Start of Data to examine

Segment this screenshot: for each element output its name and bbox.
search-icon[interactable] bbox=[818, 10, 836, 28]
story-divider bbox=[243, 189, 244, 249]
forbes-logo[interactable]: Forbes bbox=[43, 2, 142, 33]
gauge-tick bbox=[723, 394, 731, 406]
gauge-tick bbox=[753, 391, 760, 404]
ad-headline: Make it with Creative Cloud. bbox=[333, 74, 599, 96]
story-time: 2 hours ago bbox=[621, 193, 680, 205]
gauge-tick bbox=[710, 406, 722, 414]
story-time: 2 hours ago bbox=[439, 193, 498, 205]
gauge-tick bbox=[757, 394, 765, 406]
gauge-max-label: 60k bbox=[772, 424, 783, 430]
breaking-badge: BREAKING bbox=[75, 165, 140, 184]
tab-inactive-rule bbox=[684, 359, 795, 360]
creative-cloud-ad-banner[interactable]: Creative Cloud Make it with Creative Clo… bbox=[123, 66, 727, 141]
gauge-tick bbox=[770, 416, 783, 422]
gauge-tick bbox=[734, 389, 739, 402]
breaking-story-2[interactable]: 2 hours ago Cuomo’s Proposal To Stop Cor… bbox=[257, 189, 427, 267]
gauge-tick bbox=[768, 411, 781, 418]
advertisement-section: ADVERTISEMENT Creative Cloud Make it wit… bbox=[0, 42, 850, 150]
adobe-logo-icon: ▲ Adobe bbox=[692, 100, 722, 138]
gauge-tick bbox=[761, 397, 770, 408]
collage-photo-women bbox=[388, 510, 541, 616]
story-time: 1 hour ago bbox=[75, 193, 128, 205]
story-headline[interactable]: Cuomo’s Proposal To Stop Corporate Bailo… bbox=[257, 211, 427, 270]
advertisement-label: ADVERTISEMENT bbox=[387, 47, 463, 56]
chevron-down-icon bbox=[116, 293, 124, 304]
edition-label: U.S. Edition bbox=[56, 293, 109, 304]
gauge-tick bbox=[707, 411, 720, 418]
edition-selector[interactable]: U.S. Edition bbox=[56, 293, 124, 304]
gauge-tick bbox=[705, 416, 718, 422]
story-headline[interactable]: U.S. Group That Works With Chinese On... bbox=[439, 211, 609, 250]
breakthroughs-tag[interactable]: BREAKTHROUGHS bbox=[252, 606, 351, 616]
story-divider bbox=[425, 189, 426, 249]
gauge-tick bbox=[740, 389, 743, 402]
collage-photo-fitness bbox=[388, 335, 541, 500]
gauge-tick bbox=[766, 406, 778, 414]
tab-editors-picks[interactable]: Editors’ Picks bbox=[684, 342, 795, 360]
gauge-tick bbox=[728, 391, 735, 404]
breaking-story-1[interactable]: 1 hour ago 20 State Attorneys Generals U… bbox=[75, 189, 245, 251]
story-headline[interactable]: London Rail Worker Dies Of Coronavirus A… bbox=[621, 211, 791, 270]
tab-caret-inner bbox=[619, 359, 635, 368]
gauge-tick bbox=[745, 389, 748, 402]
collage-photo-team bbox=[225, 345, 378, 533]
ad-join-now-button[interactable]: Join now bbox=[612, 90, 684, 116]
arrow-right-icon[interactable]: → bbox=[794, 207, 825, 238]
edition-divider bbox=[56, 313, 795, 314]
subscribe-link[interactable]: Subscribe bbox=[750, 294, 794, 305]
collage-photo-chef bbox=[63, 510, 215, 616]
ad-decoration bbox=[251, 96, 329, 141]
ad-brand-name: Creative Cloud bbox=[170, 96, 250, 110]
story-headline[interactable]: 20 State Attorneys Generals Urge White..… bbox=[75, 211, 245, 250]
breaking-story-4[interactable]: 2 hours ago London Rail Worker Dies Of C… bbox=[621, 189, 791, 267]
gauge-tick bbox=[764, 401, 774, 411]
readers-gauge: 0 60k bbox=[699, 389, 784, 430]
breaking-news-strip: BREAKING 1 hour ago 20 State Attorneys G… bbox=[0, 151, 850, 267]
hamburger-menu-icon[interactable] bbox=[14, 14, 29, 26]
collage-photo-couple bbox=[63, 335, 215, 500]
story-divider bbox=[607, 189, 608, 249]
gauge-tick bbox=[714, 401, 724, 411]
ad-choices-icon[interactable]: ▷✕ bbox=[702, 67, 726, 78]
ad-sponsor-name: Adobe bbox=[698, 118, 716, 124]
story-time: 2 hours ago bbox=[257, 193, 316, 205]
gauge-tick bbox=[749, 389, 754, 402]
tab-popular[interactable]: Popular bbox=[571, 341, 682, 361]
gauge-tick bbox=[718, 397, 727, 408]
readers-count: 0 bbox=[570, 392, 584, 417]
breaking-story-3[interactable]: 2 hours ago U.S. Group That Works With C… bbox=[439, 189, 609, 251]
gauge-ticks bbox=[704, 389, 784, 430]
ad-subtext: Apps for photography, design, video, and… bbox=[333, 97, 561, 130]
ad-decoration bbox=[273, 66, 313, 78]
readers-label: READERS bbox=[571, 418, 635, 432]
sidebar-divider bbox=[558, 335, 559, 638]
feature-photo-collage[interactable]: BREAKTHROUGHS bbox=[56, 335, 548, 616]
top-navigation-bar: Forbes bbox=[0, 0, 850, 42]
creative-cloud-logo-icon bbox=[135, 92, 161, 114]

End of Data to examine

What the task asks: An exact copy of the listing above is all the answer should hold.

Answer for the task:
Segment this screenshot: for each element output its name and bbox.
search-icon[interactable] bbox=[818, 10, 836, 28]
story-divider bbox=[243, 189, 244, 249]
forbes-logo[interactable]: Forbes bbox=[43, 2, 142, 33]
gauge-tick bbox=[723, 394, 731, 406]
gauge-tick bbox=[753, 391, 760, 404]
ad-headline: Make it with Creative Cloud. bbox=[333, 74, 599, 96]
story-time: 2 hours ago bbox=[621, 193, 680, 205]
gauge-tick bbox=[710, 406, 722, 414]
story-time: 2 hours ago bbox=[439, 193, 498, 205]
gauge-tick bbox=[757, 394, 765, 406]
gauge-max-label: 60k bbox=[772, 424, 783, 430]
breaking-badge: BREAKING bbox=[75, 165, 140, 184]
tab-inactive-rule bbox=[684, 359, 795, 360]
creative-cloud-ad-banner[interactable]: Creative Cloud Make it with Creative Clo… bbox=[123, 66, 727, 141]
gauge-tick bbox=[770, 416, 783, 422]
gauge-tick bbox=[734, 389, 739, 402]
breaking-story-2[interactable]: 2 hours ago Cuomo’s Proposal To Stop Cor… bbox=[257, 189, 427, 267]
gauge-tick bbox=[768, 411, 781, 418]
advertisement-section: ADVERTISEMENT Creative Cloud Make it wit… bbox=[0, 42, 850, 150]
adobe-logo-icon: ▲ Adobe bbox=[692, 100, 722, 138]
gauge-tick bbox=[761, 397, 770, 408]
collage-photo-women bbox=[388, 510, 541, 616]
story-time: 1 hour ago bbox=[75, 193, 128, 205]
story-headline[interactable]: Cuomo’s Proposal To Stop Corporate Bailo… bbox=[257, 211, 427, 270]
advertisement-label: ADVERTISEMENT bbox=[387, 47, 463, 56]
chevron-down-icon bbox=[116, 293, 124, 304]
edition-label: U.S. Edition bbox=[56, 293, 109, 304]
gauge-tick bbox=[707, 411, 720, 418]
edition-selector[interactable]: U.S. Edition bbox=[56, 293, 124, 304]
gauge-tick bbox=[705, 416, 718, 422]
story-headline[interactable]: U.S. Group That Works With Chinese On... bbox=[439, 211, 609, 250]
breakthroughs-tag[interactable]: BREAKTHROUGHS bbox=[252, 606, 351, 616]
story-divider bbox=[425, 189, 426, 249]
gauge-tick bbox=[740, 389, 743, 402]
collage-photo-fitness bbox=[388, 335, 541, 500]
gauge-tick bbox=[766, 406, 778, 414]
tab-editors-picks[interactable]: Editors’ Picks bbox=[684, 342, 795, 360]
gauge-tick bbox=[728, 391, 735, 404]
breaking-story-1[interactable]: 1 hour ago 20 State Attorneys Generals U… bbox=[75, 189, 245, 251]
story-headline[interactable]: London Rail Worker Dies Of Coronavirus A… bbox=[621, 211, 791, 270]
tab-caret-inner bbox=[619, 359, 635, 368]
gauge-tick bbox=[745, 389, 748, 402]
collage-photo-team bbox=[225, 345, 378, 533]
ad-join-now-button[interactable]: Join now bbox=[612, 90, 684, 116]
arrow-right-icon[interactable]: → bbox=[794, 207, 825, 238]
edition-divider bbox=[56, 313, 795, 314]
subscribe-link[interactable]: Subscribe bbox=[750, 294, 794, 305]
collage-photo-chef bbox=[63, 510, 215, 616]
ad-decoration bbox=[251, 96, 329, 141]
ad-brand-name: Creative Cloud bbox=[170, 96, 250, 110]
story-headline[interactable]: 20 State Attorneys Generals Urge White..… bbox=[75, 211, 245, 250]
breaking-story-4[interactable]: 2 hours ago London Rail Worker Dies Of C… bbox=[621, 189, 791, 267]
gauge-tick bbox=[764, 401, 774, 411]
readers-gauge: 0 60k bbox=[699, 389, 784, 430]
breaking-news-strip: BREAKING 1 hour ago 20 State Attorneys G… bbox=[0, 151, 850, 267]
hamburger-menu-icon[interactable] bbox=[14, 14, 29, 26]
collage-photo-couple bbox=[63, 335, 215, 500]
story-divider bbox=[607, 189, 608, 249]
gauge-tick bbox=[714, 401, 724, 411]
ad-choices-icon[interactable]: ▷✕ bbox=[702, 67, 726, 78]
ad-sponsor-name: Adobe bbox=[698, 118, 716, 124]
story-time: 2 hours ago bbox=[257, 193, 316, 205]
gauge-tick bbox=[749, 389, 754, 402]
tab-popular[interactable]: Popular bbox=[571, 341, 682, 361]
gauge-tick bbox=[718, 397, 727, 408]
readers-count: 0 bbox=[570, 392, 584, 417]
breaking-story-3[interactable]: 2 hours ago U.S. Group That Works With C… bbox=[439, 189, 609, 251]
gauge-ticks bbox=[704, 389, 784, 430]
ad-subtext: Apps for photography, design, video, and… bbox=[333, 97, 561, 130]
ad-decoration bbox=[273, 66, 313, 78]
readers-label: READERS bbox=[571, 418, 635, 432]
sidebar-divider bbox=[558, 335, 559, 638]
feature-photo-collage[interactable]: BREAKTHROUGHS bbox=[56, 335, 548, 616]
top-navigation-bar: Forbes bbox=[0, 0, 850, 42]
creative-cloud-logo-icon bbox=[135, 92, 161, 114]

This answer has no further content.